-- start of SUPPLIED MATERIAL --

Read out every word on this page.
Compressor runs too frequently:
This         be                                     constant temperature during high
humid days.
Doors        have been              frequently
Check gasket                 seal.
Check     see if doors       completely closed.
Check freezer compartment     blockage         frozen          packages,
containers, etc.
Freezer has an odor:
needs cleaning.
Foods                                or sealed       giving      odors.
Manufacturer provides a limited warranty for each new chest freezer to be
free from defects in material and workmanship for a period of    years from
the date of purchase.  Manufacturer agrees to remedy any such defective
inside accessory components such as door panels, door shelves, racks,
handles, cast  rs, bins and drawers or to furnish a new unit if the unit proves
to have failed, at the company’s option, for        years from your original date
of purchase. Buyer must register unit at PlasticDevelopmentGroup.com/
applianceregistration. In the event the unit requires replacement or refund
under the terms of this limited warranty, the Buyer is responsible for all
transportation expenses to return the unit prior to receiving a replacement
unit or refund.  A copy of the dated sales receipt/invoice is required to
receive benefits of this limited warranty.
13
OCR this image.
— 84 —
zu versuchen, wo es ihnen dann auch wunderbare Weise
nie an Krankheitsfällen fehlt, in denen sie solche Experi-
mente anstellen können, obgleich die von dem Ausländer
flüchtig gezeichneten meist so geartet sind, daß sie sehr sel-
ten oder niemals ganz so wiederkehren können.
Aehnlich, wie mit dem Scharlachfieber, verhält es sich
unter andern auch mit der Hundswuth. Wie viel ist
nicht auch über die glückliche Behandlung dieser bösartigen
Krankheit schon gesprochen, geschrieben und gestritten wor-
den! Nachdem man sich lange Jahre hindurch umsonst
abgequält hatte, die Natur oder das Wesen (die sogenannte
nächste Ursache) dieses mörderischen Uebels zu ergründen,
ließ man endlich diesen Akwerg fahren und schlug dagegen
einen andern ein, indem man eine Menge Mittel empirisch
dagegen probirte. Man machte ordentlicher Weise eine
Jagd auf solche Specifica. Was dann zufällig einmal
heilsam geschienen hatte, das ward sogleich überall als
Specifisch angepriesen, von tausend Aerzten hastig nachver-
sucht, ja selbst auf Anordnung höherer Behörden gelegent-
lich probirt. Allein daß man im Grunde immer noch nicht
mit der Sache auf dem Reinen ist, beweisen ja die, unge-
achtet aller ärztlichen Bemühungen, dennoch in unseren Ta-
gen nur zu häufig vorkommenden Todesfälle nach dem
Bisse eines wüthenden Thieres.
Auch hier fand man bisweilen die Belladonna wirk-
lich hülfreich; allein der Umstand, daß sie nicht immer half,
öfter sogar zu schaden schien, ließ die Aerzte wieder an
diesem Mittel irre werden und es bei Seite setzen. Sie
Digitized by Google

-- end of SUPPLIED MATERIAL --

**THE TASK:** From the records given above, copy all lines containing "dann".

**FINAL RESULT:**
zu versuchen, wo es ihnen dann auch wunderbare Weise
Jagd auf solche Specifica. Was dann zufällig einmal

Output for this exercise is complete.